• **Requirement**: Without changing a character, return the entries, but not the images they hold.

Collected data entries:
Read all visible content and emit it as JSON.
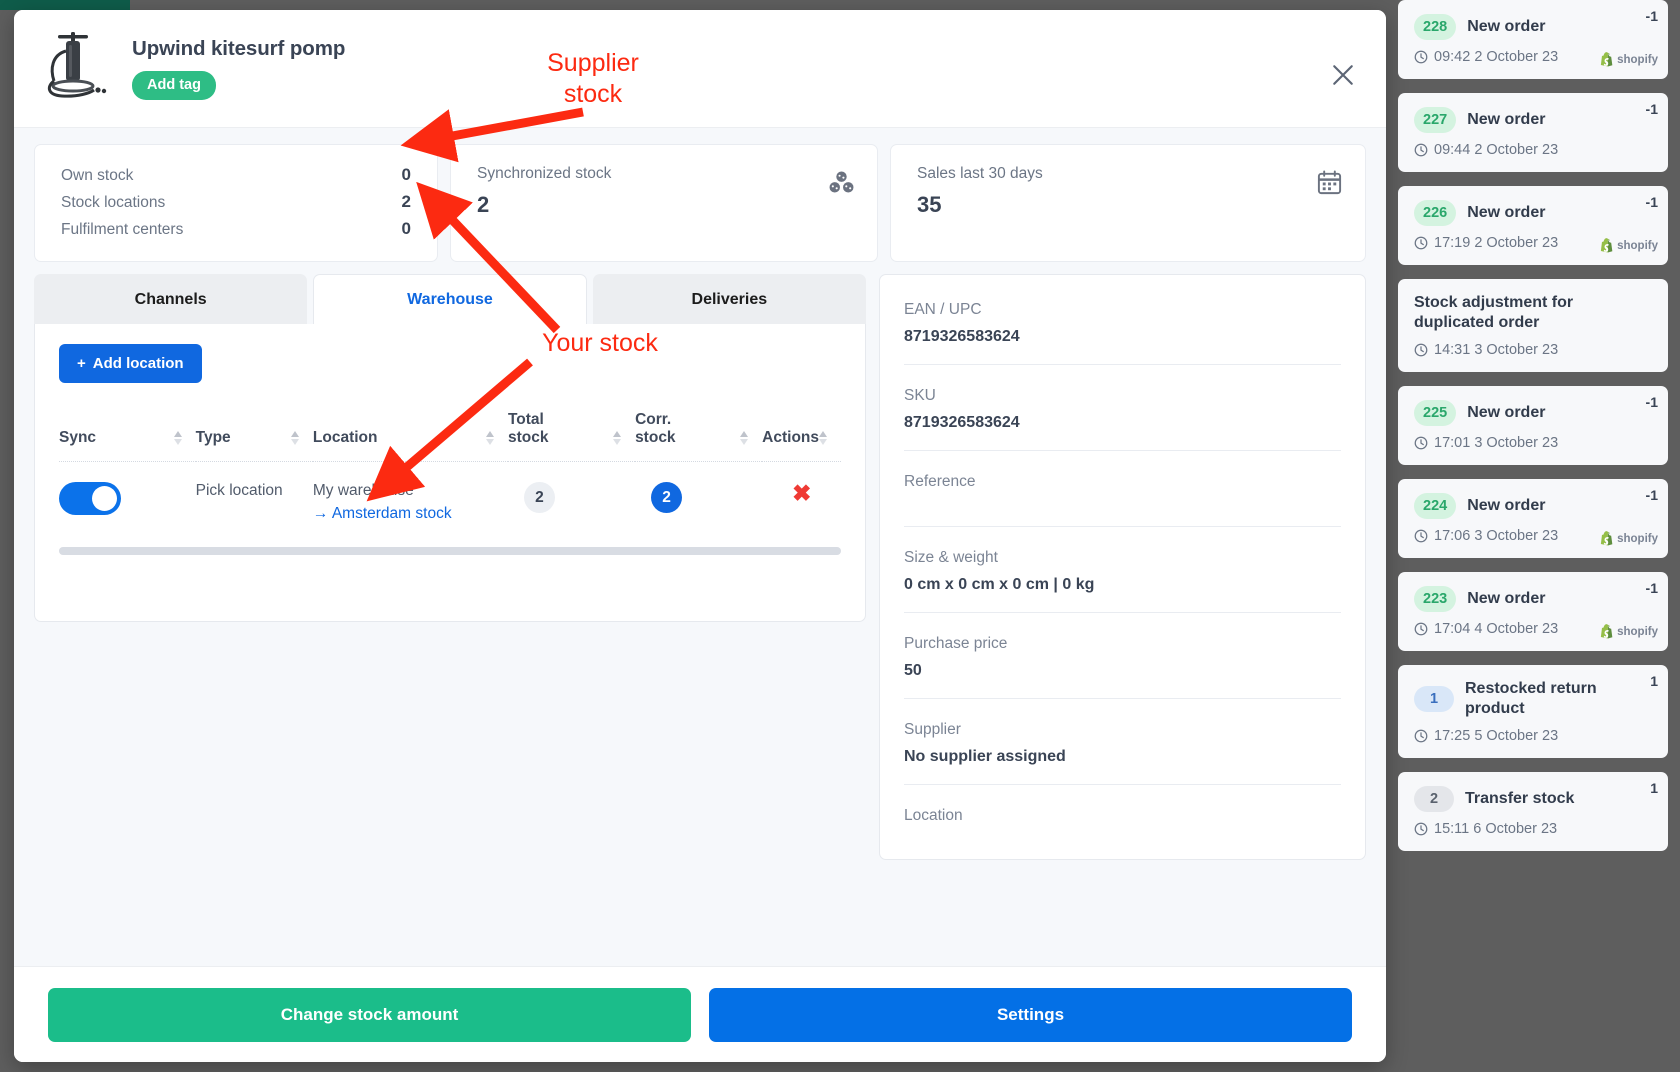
{
  "header": {
    "product_title": "Upwind kitesurf pomp",
    "tag_label": "Add tag",
    "close_icon": "close-icon",
    "thumb_icon": "kitesurf-pump-image"
  },
  "stats": {
    "own_card": {
      "rows": [
        {
          "label": "Own stock",
          "value": "0"
        },
        {
          "label": "Stock locations",
          "value": "2"
        },
        {
          "label": "Fulfilment centers",
          "value": "0"
        }
      ]
    },
    "sync_card": {
      "title": "Synchronized stock",
      "value": "2",
      "icon": "cubes-icon"
    },
    "sales_card": {
      "title": "Sales last 30 days",
      "value": "35",
      "icon": "calendar-icon"
    }
  },
  "tabs": [
    {
      "label": "Channels",
      "active": false
    },
    {
      "label": "Warehouse",
      "active": true
    },
    {
      "label": "Deliveries",
      "active": false
    }
  ],
  "warehouse": {
    "add_location_label": "Add location",
    "add_icon": "plus-icon",
    "columns": [
      "Sync",
      "Type",
      "Location",
      "Total stock",
      "Corr. stock",
      "Actions"
    ],
    "rows": [
      {
        "sync_on": true,
        "type": "Pick location",
        "location_main": "My warehouse",
        "location_link": "Amsterdam stock",
        "location_link_icon": "arrow-right-icon",
        "total_stock": "2",
        "corr_stock": "2",
        "action_icon": "remove-x-icon"
      }
    ]
  },
  "details": [
    {
      "label": "EAN / UPC",
      "value": "8719326583624"
    },
    {
      "label": "SKU",
      "value": "8719326583624"
    },
    {
      "label": "Reference",
      "value": ""
    },
    {
      "label": "Size & weight",
      "value": "0 cm x 0 cm x 0 cm | 0 kg"
    },
    {
      "label": "Purchase price",
      "value": "50"
    },
    {
      "label": "Supplier",
      "value": "No supplier assigned"
    },
    {
      "label": "Location",
      "value": ""
    }
  ],
  "footer": {
    "change_stock_label": "Change stock amount",
    "settings_label": "Settings"
  },
  "activity": [
    {
      "badge": "228",
      "badge_color": "green",
      "title": "New order",
      "time": "09:42 2 October 23",
      "count": "-1",
      "source": "shopify"
    },
    {
      "badge": "227",
      "badge_color": "green",
      "title": "New order",
      "time": "09:44 2 October 23",
      "count": "-1",
      "source": ""
    },
    {
      "badge": "226",
      "badge_color": "green",
      "title": "New order",
      "time": "17:19 2 October 23",
      "count": "-1",
      "source": "shopify"
    },
    {
      "badge": "",
      "badge_color": "",
      "title": "Stock adjustment for duplicated order",
      "time": "14:31 3 October 23",
      "count": "",
      "source": ""
    },
    {
      "badge": "225",
      "badge_color": "green",
      "title": "New order",
      "time": "17:01 3 October 23",
      "count": "-1",
      "source": ""
    },
    {
      "badge": "224",
      "badge_color": "green",
      "title": "New order",
      "time": "17:06 3 October 23",
      "count": "-1",
      "source": "shopify"
    },
    {
      "badge": "223",
      "badge_color": "green",
      "title": "New order",
      "time": "17:04 4 October 23",
      "count": "-1",
      "source": "shopify"
    },
    {
      "badge": "1",
      "badge_color": "blue",
      "title": "Restocked return product",
      "time": "17:25 5 October 23",
      "count": "1",
      "source": ""
    },
    {
      "badge": "2",
      "badge_color": "gray",
      "title": "Transfer stock",
      "time": "15:11 6 October 23",
      "count": "1",
      "source": ""
    }
  ],
  "annotations": [
    {
      "text": "Supplier\nstock",
      "color": "#fc2a11"
    },
    {
      "text": "Your stock",
      "color": "#fc2a11"
    }
  ],
  "colors": {
    "accent_blue": "#1068e0",
    "accent_green": "#1bbd8a",
    "tag_green": "#2ebd85",
    "annotation_red": "#fc2a11",
    "danger_red": "#ef3a34"
  }
}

• **Reply to the task**:
Read all visible content and emit it as JSON.
{
  "header": {
    "product_title": "Upwind kitesurf pomp",
    "tag_label": "Add tag",
    "close_icon": "close-icon",
    "thumb_icon": "kitesurf-pump-image"
  },
  "stats": {
    "own_card": {
      "rows": [
        {
          "label": "Own stock",
          "value": "0"
        },
        {
          "label": "Stock locations",
          "value": "2"
        },
        {
          "label": "Fulfilment centers",
          "value": "0"
        }
      ]
    },
    "sync_card": {
      "title": "Synchronized stock",
      "value": "2",
      "icon": "cubes-icon"
    },
    "sales_card": {
      "title": "Sales last 30 days",
      "value": "35",
      "icon": "calendar-icon"
    }
  },
  "tabs": [
    {
      "label": "Channels",
      "active": false
    },
    {
      "label": "Warehouse",
      "active": true
    },
    {
      "label": "Deliveries",
      "active": false
    }
  ],
  "warehouse": {
    "add_location_label": "Add location",
    "add_icon": "plus-icon",
    "columns": [
      "Sync",
      "Type",
      "Location",
      "Total stock",
      "Corr. stock",
      "Actions"
    ],
    "rows": [
      {
        "sync_on": true,
        "type": "Pick location",
        "location_main": "My warehouse",
        "location_link": "Amsterdam stock",
        "location_link_icon": "arrow-right-icon",
        "total_stock": "2",
        "corr_stock": "2",
        "action_icon": "remove-x-icon"
      }
    ]
  },
  "details": [
    {
      "label": "EAN / UPC",
      "value": "8719326583624"
    },
    {
      "label": "SKU",
      "value": "8719326583624"
    },
    {
      "label": "Reference",
      "value": ""
    },
    {
      "label": "Size & weight",
      "value": "0 cm x 0 cm x 0 cm | 0 kg"
    },
    {
      "label": "Purchase price",
      "value": "50"
    },
    {
      "label": "Supplier",
      "value": "No supplier assigned"
    },
    {
      "label": "Location",
      "value": ""
    }
  ],
  "footer": {
    "change_stock_label": "Change stock amount",
    "settings_label": "Settings"
  },
  "activity": [
    {
      "badge": "228",
      "badge_color": "green",
      "title": "New order",
      "time": "09:42 2 October 23",
      "count": "-1",
      "source": "shopify"
    },
    {
      "badge": "227",
      "badge_color": "green",
      "title": "New order",
      "time": "09:44 2 October 23",
      "count": "-1",
      "source": ""
    },
    {
      "badge": "226",
      "badge_color": "green",
      "title": "New order",
      "time": "17:19 2 October 23",
      "count": "-1",
      "source": "shopify"
    },
    {
      "badge": "",
      "badge_color": "",
      "title": "Stock adjustment for duplicated order",
      "time": "14:31 3 October 23",
      "count": "",
      "source": ""
    },
    {
      "badge": "225",
      "badge_color": "green",
      "title": "New order",
      "time": "17:01 3 October 23",
      "count": "-1",
      "source": ""
    },
    {
      "badge": "224",
      "badge_color": "green",
      "title": "New order",
      "time": "17:06 3 October 23",
      "count": "-1",
      "source": "shopify"
    },
    {
      "badge": "223",
      "badge_color": "green",
      "title": "New order",
      "time": "17:04 4 October 23",
      "count": "-1",
      "source": "shopify"
    },
    {
      "badge": "1",
      "badge_color": "blue",
      "title": "Restocked return product",
      "time": "17:25 5 October 23",
      "count": "1",
      "source": ""
    },
    {
      "badge": "2",
      "badge_color": "gray",
      "title": "Transfer stock",
      "time": "15:11 6 October 23",
      "count": "1",
      "source": ""
    }
  ],
  "annotations": [
    {
      "text": "Supplier\nstock",
      "color": "#fc2a11"
    },
    {
      "text": "Your stock",
      "color": "#fc2a11"
    }
  ],
  "colors": {
    "accent_blue": "#1068e0",
    "accent_green": "#1bbd8a",
    "tag_green": "#2ebd85",
    "annotation_red": "#fc2a11",
    "danger_red": "#ef3a34"
  }
}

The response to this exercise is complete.